### WHAT NEEDS TO BE DONE:
The data below is to be returned in full and exactly.

#### DATASET EXCERPTS

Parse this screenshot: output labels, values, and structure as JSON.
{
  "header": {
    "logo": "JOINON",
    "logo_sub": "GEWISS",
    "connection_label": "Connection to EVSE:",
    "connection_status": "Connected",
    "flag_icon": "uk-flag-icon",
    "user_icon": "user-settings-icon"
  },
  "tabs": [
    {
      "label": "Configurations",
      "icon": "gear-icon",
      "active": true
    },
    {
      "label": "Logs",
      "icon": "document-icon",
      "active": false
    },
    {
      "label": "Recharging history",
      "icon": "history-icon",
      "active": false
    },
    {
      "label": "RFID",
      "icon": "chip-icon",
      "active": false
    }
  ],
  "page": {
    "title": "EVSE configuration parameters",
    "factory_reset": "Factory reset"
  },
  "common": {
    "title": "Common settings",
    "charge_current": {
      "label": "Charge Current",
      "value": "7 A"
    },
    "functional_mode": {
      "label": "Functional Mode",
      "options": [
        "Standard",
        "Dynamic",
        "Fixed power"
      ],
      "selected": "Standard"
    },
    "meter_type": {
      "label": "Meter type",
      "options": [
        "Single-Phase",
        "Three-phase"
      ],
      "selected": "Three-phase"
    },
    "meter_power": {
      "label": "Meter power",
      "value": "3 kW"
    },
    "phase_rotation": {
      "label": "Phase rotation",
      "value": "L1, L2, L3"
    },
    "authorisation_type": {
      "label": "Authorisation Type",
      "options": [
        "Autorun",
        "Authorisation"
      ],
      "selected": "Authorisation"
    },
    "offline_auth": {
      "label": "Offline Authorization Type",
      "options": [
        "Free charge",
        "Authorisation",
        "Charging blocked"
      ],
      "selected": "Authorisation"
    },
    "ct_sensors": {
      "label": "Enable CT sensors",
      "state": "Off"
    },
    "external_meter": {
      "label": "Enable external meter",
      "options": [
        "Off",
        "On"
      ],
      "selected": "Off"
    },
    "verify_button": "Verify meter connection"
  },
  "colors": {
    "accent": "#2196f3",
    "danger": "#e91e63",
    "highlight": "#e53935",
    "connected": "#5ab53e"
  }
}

########

### EXPECTED ANSWER:
Parse this screenshot: output labels, values, and structure as JSON.
{
  "header": {
    "logo": "JOINON",
    "logo_sub": "GEWISS",
    "connection_label": "Connection to EVSE:",
    "connection_status": "Connected",
    "flag_icon": "uk-flag-icon",
    "user_icon": "user-settings-icon"
  },
  "tabs": [
    {
      "label": "Configurations",
      "icon": "gear-icon",
      "active": true
    },
    {
      "label": "Logs",
      "icon": "document-icon",
      "active": false
    },
    {
      "label": "Recharging history",
      "icon": "history-icon",
      "active": false
    },
    {
      "label": "RFID",
      "icon": "chip-icon",
      "active": false
    }
  ],
  "page": {
    "title": "EVSE configuration parameters",
    "factory_reset": "Factory reset"
  },
  "common": {
    "title": "Common settings",
    "charge_current": {
      "label": "Charge Current",
      "value": "7 A"
    },
    "functional_mode": {
      "label": "Functional Mode",
      "options": [
        "Standard",
        "Dynamic",
        "Fixed power"
      ],
      "selected": "Standard"
    },
    "meter_type": {
      "label": "Meter type",
      "options": [
        "Single-Phase",
        "Three-phase"
      ],
      "selected": "Three-phase"
    },
    "meter_power": {
      "label": "Meter power",
      "value": "3 kW"
    },
    "phase_rotation": {
      "label": "Phase rotation",
      "value": "L1, L2, L3"
    },
    "authorisation_type": {
      "label": "Authorisation Type",
      "options": [
        "Autorun",
        "Authorisation"
      ],
      "selected": "Authorisation"
    },
    "offline_auth": {
      "label": "Offline Authorization Type",
      "options": [
        "Free charge",
        "Authorisation",
        "Charging blocked"
      ],
      "selected": "Authorisation"
    },
    "ct_sensors": {
      "label": "Enable CT sensors",
      "state": "Off"
    },
    "external_meter": {
      "label": "Enable external meter",
      "options": [
        "Off",
        "On"
      ],
      "selected": "Off"
    },
    "verify_button": "Verify meter connection"
  },
  "colors": {
    "accent": "#2196f3",
    "danger": "#e91e63",
    "highlight": "#e53935",
    "connected": "#5ab53e"
  }
}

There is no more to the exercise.